AIM
Find every line in the records that holds the string "background". Copy each one.

PROVIDED DATA
>> begin
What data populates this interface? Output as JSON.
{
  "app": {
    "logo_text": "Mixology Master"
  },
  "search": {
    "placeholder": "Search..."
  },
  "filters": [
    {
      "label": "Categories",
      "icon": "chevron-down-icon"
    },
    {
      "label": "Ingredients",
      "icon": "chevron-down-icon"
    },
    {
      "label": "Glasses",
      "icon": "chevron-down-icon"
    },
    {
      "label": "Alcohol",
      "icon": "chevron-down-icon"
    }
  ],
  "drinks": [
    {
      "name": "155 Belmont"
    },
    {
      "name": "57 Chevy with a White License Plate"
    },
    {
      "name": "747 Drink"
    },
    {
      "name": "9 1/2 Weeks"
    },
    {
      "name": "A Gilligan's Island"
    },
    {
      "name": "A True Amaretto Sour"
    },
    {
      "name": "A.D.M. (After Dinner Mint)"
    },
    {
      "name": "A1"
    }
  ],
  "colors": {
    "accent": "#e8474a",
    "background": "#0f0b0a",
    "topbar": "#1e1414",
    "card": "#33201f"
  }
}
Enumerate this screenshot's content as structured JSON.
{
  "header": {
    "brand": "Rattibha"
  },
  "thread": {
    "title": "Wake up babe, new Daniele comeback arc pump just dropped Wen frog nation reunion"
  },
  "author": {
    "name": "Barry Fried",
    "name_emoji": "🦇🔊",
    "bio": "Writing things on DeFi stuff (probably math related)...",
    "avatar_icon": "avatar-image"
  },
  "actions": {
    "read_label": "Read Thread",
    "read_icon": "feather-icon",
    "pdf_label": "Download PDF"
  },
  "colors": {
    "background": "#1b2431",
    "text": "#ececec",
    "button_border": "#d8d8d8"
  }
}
>> end
ANSWER TO THE TASK
    "background": "#0f0b0a",
    "background": "#1b2431",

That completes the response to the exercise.